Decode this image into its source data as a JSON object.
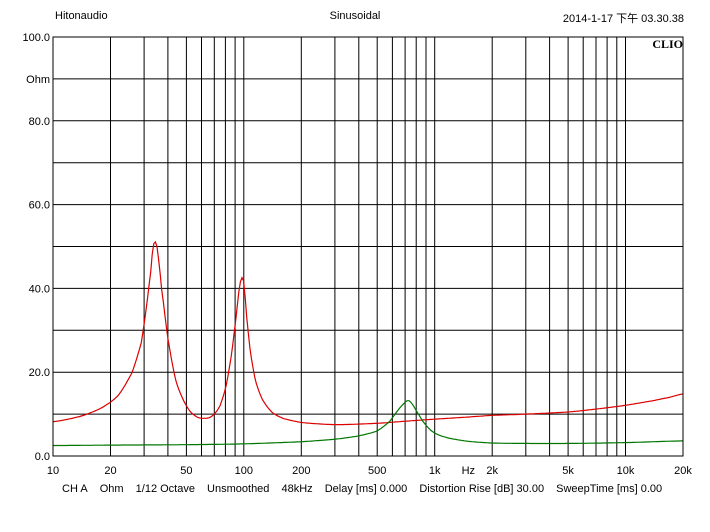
{
  "header": {
    "left": "Hitonaudio",
    "center": "Sinusoidal",
    "right": "2014-1-17 下午 03.30.38"
  },
  "brand": "CLIO",
  "chart_data": {
    "type": "line",
    "x_scale": "log",
    "xlim": [
      10,
      20000
    ],
    "ylim": [
      0,
      100
    ],
    "grid": true,
    "y_tick_labels": [
      {
        "value": 100,
        "label": "100.0"
      },
      {
        "value": 90,
        "label": "Ohm"
      },
      {
        "value": 80,
        "label": "80.0"
      },
      {
        "value": 60,
        "label": "60.0"
      },
      {
        "value": 40,
        "label": "40.0"
      },
      {
        "value": 20,
        "label": "20.0"
      },
      {
        "value": 0,
        "label": "0.0"
      }
    ],
    "x_tick_labels": [
      {
        "value": 10,
        "label": "10"
      },
      {
        "value": 20,
        "label": "20"
      },
      {
        "value": 50,
        "label": "50"
      },
      {
        "value": 100,
        "label": "100"
      },
      {
        "value": 200,
        "label": "200"
      },
      {
        "value": 500,
        "label": "500"
      },
      {
        "value": 1000,
        "label": "1k"
      },
      {
        "value": 1500,
        "label": "Hz"
      },
      {
        "value": 2000,
        "label": "2k"
      },
      {
        "value": 5000,
        "label": "5k"
      },
      {
        "value": 10000,
        "label": "10k"
      },
      {
        "value": 20000,
        "label": "20k"
      }
    ],
    "series": [
      {
        "color": "#dd0000",
        "points": [
          [
            10,
            8.2
          ],
          [
            14,
            9.5
          ],
          [
            18,
            11.5
          ],
          [
            22,
            14.5
          ],
          [
            26,
            20
          ],
          [
            29,
            27
          ],
          [
            31,
            36
          ],
          [
            32.5,
            44
          ],
          [
            33.5,
            50
          ],
          [
            34.5,
            51
          ],
          [
            35.5,
            48
          ],
          [
            37,
            40
          ],
          [
            40,
            28
          ],
          [
            44,
            18
          ],
          [
            50,
            12
          ],
          [
            56,
            9.5
          ],
          [
            62,
            9.0
          ],
          [
            68,
            9.5
          ],
          [
            75,
            12
          ],
          [
            81,
            17
          ],
          [
            86,
            24
          ],
          [
            90,
            31
          ],
          [
            93,
            37
          ],
          [
            95.5,
            41
          ],
          [
            97.5,
            42.5
          ],
          [
            99.5,
            42
          ],
          [
            101.5,
            38
          ],
          [
            104,
            32
          ],
          [
            108,
            25
          ],
          [
            115,
            18
          ],
          [
            125,
            13.5
          ],
          [
            140,
            10.5
          ],
          [
            160,
            9
          ],
          [
            200,
            8
          ],
          [
            300,
            7.5
          ],
          [
            500,
            7.8
          ],
          [
            700,
            8.3
          ],
          [
            1000,
            8.8
          ],
          [
            1500,
            9.3
          ],
          [
            2000,
            9.7
          ],
          [
            3000,
            10
          ],
          [
            5000,
            10.5
          ],
          [
            7000,
            11.2
          ],
          [
            10000,
            12.1
          ],
          [
            14000,
            13.2
          ],
          [
            17000,
            14
          ],
          [
            20000,
            14.8
          ]
        ]
      },
      {
        "color": "#007700",
        "points": [
          [
            10,
            2.5
          ],
          [
            20,
            2.6
          ],
          [
            50,
            2.7
          ],
          [
            100,
            2.9
          ],
          [
            200,
            3.4
          ],
          [
            300,
            4.0
          ],
          [
            400,
            4.8
          ],
          [
            500,
            6.0
          ],
          [
            580,
            8.2
          ],
          [
            640,
            10.8
          ],
          [
            690,
            12.5
          ],
          [
            720,
            13.2
          ],
          [
            750,
            12.8
          ],
          [
            800,
            10.8
          ],
          [
            870,
            8.2
          ],
          [
            950,
            6.2
          ],
          [
            1050,
            5.0
          ],
          [
            1200,
            4.2
          ],
          [
            1500,
            3.5
          ],
          [
            2000,
            3.1
          ],
          [
            3000,
            3.0
          ],
          [
            5000,
            3.0
          ],
          [
            10000,
            3.2
          ],
          [
            20000,
            3.6
          ]
        ]
      }
    ]
  },
  "footer": {
    "channel": "CH A",
    "unit": "Ohm",
    "smoothing": "1/12 Octave",
    "smoothing_mode": "Unsmoothed",
    "sample_rate": "48kHz",
    "delay": "Delay [ms] 0.000",
    "distortion_rise": "Distortion Rise [dB] 30.00",
    "sweep_time": "SweepTime [ms] 0.00"
  }
}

◆ Aim
Copy the listing in full and without alteration, omitting every picture.

◆ Complete answer
Decode this image into its source data as a JSON object.
{
  "header": {
    "left": "Hitonaudio",
    "center": "Sinusoidal",
    "right": "2014-1-17 下午 03.30.38"
  },
  "brand": "CLIO",
  "chart_data": {
    "type": "line",
    "x_scale": "log",
    "xlim": [
      10,
      20000
    ],
    "ylim": [
      0,
      100
    ],
    "grid": true,
    "y_tick_labels": [
      {
        "value": 100,
        "label": "100.0"
      },
      {
        "value": 90,
        "label": "Ohm"
      },
      {
        "value": 80,
        "label": "80.0"
      },
      {
        "value": 60,
        "label": "60.0"
      },
      {
        "value": 40,
        "label": "40.0"
      },
      {
        "value": 20,
        "label": "20.0"
      },
      {
        "value": 0,
        "label": "0.0"
      }
    ],
    "x_tick_labels": [
      {
        "value": 10,
        "label": "10"
      },
      {
        "value": 20,
        "label": "20"
      },
      {
        "value": 50,
        "label": "50"
      },
      {
        "value": 100,
        "label": "100"
      },
      {
        "value": 200,
        "label": "200"
      },
      {
        "value": 500,
        "label": "500"
      },
      {
        "value": 1000,
        "label": "1k"
      },
      {
        "value": 1500,
        "label": "Hz"
      },
      {
        "value": 2000,
        "label": "2k"
      },
      {
        "value": 5000,
        "label": "5k"
      },
      {
        "value": 10000,
        "label": "10k"
      },
      {
        "value": 20000,
        "label": "20k"
      }
    ],
    "series": [
      {
        "color": "#dd0000",
        "points": [
          [
            10,
            8.2
          ],
          [
            14,
            9.5
          ],
          [
            18,
            11.5
          ],
          [
            22,
            14.5
          ],
          [
            26,
            20
          ],
          [
            29,
            27
          ],
          [
            31,
            36
          ],
          [
            32.5,
            44
          ],
          [
            33.5,
            50
          ],
          [
            34.5,
            51
          ],
          [
            35.5,
            48
          ],
          [
            37,
            40
          ],
          [
            40,
            28
          ],
          [
            44,
            18
          ],
          [
            50,
            12
          ],
          [
            56,
            9.5
          ],
          [
            62,
            9.0
          ],
          [
            68,
            9.5
          ],
          [
            75,
            12
          ],
          [
            81,
            17
          ],
          [
            86,
            24
          ],
          [
            90,
            31
          ],
          [
            93,
            37
          ],
          [
            95.5,
            41
          ],
          [
            97.5,
            42.5
          ],
          [
            99.5,
            42
          ],
          [
            101.5,
            38
          ],
          [
            104,
            32
          ],
          [
            108,
            25
          ],
          [
            115,
            18
          ],
          [
            125,
            13.5
          ],
          [
            140,
            10.5
          ],
          [
            160,
            9
          ],
          [
            200,
            8
          ],
          [
            300,
            7.5
          ],
          [
            500,
            7.8
          ],
          [
            700,
            8.3
          ],
          [
            1000,
            8.8
          ],
          [
            1500,
            9.3
          ],
          [
            2000,
            9.7
          ],
          [
            3000,
            10
          ],
          [
            5000,
            10.5
          ],
          [
            7000,
            11.2
          ],
          [
            10000,
            12.1
          ],
          [
            14000,
            13.2
          ],
          [
            17000,
            14
          ],
          [
            20000,
            14.8
          ]
        ]
      },
      {
        "color": "#007700",
        "points": [
          [
            10,
            2.5
          ],
          [
            20,
            2.6
          ],
          [
            50,
            2.7
          ],
          [
            100,
            2.9
          ],
          [
            200,
            3.4
          ],
          [
            300,
            4.0
          ],
          [
            400,
            4.8
          ],
          [
            500,
            6.0
          ],
          [
            580,
            8.2
          ],
          [
            640,
            10.8
          ],
          [
            690,
            12.5
          ],
          [
            720,
            13.2
          ],
          [
            750,
            12.8
          ],
          [
            800,
            10.8
          ],
          [
            870,
            8.2
          ],
          [
            950,
            6.2
          ],
          [
            1050,
            5.0
          ],
          [
            1200,
            4.2
          ],
          [
            1500,
            3.5
          ],
          [
            2000,
            3.1
          ],
          [
            3000,
            3.0
          ],
          [
            5000,
            3.0
          ],
          [
            10000,
            3.2
          ],
          [
            20000,
            3.6
          ]
        ]
      }
    ]
  },
  "footer": {
    "channel": "CH A",
    "unit": "Ohm",
    "smoothing": "1/12 Octave",
    "smoothing_mode": "Unsmoothed",
    "sample_rate": "48kHz",
    "delay": "Delay [ms] 0.000",
    "distortion_rise": "Distortion Rise [dB] 30.00",
    "sweep_time": "SweepTime [ms] 0.00"
  }
}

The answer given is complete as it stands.